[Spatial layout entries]
• • • • •

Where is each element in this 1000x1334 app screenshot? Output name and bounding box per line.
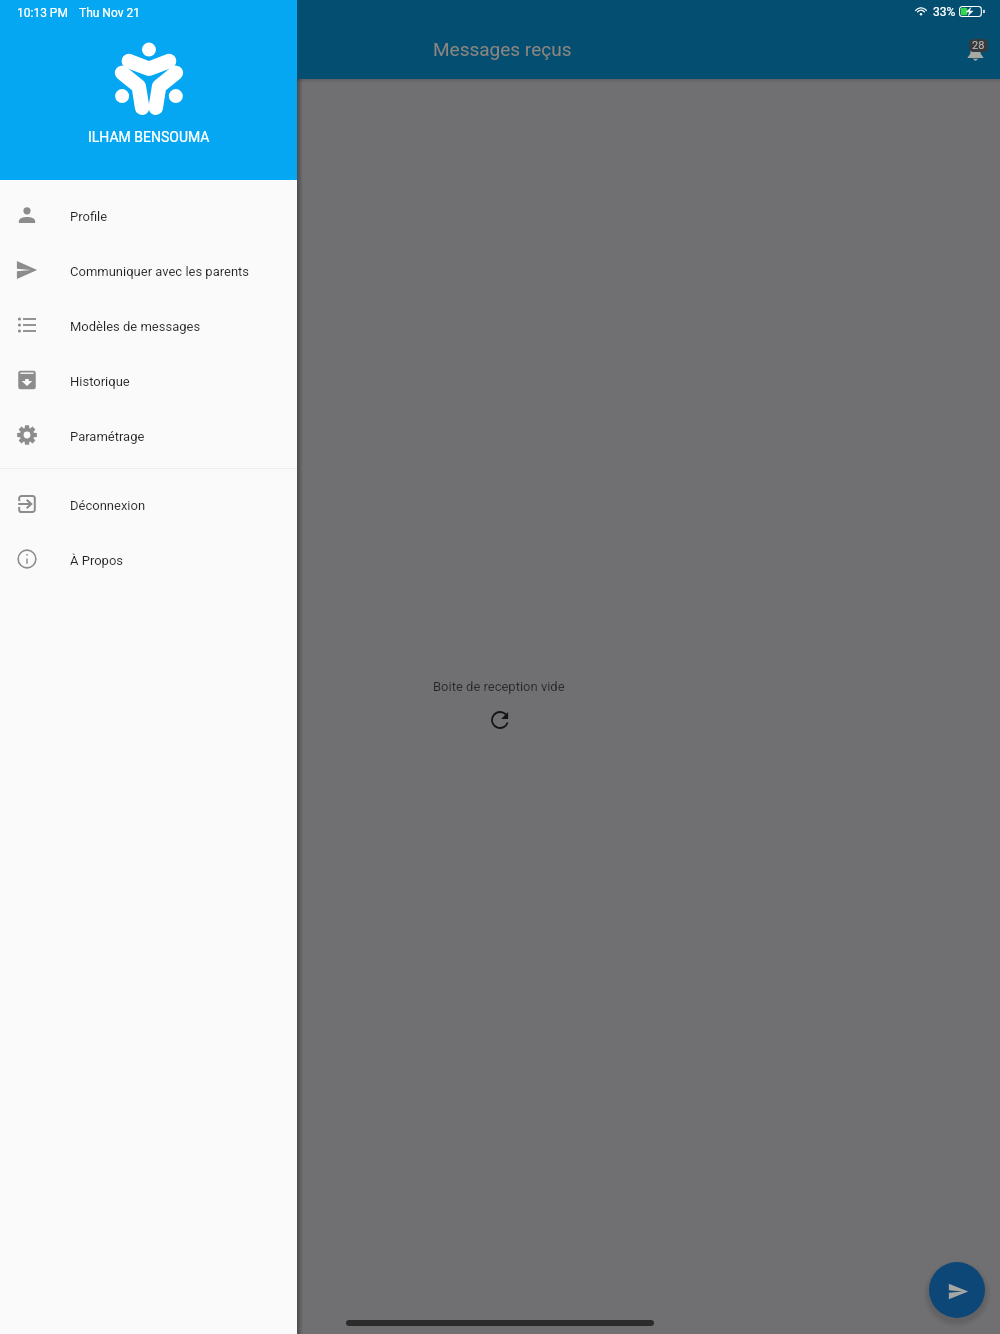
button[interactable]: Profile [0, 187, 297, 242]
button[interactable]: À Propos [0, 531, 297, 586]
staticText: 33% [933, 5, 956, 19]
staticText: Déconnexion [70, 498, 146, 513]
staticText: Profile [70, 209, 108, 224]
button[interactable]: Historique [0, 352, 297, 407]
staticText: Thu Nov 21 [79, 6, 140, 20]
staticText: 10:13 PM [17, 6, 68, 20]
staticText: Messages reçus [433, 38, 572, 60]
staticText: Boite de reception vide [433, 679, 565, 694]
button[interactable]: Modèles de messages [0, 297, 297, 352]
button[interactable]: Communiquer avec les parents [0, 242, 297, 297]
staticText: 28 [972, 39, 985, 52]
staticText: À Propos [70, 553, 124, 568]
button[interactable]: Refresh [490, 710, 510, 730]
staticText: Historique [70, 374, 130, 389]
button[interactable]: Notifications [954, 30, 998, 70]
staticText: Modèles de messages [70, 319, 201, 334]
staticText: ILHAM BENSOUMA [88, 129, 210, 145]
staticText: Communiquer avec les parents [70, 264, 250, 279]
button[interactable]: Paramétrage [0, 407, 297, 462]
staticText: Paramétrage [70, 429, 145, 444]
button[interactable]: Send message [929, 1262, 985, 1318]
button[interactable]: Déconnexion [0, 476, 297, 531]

• • • • •

Directions for this task: Retype every row above verbatim, leaving out the picture placeholders.

Expected answer:
Where is each element in this 1000x1334 app screenshot? Output name and bounding box per line.
button[interactable]: Profile [0, 187, 297, 242]
button[interactable]: À Propos [0, 531, 297, 586]
staticText: 33% [933, 5, 956, 19]
staticText: Déconnexion [70, 498, 146, 513]
staticText: Profile [70, 209, 108, 224]
button[interactable]: Historique [0, 352, 297, 407]
staticText: Thu Nov 21 [79, 6, 140, 20]
staticText: 10:13 PM [17, 6, 68, 20]
staticText: Messages reçus [433, 38, 572, 60]
staticText: Boite de reception vide [433, 679, 565, 694]
button[interactable]: Modèles de messages [0, 297, 297, 352]
button[interactable]: Communiquer avec les parents [0, 242, 297, 297]
staticText: 28 [972, 39, 985, 52]
staticText: À Propos [70, 553, 124, 568]
button[interactable]: Refresh [490, 710, 510, 730]
staticText: Historique [70, 374, 130, 389]
button[interactable]: Notifications [954, 30, 998, 70]
staticText: Modèles de messages [70, 319, 201, 334]
staticText: ILHAM BENSOUMA [88, 129, 210, 145]
staticText: Communiquer avec les parents [70, 264, 250, 279]
button[interactable]: Paramétrage [0, 407, 297, 462]
staticText: Paramétrage [70, 429, 145, 444]
button[interactable]: Send message [929, 1262, 985, 1318]
button[interactable]: Déconnexion [0, 476, 297, 531]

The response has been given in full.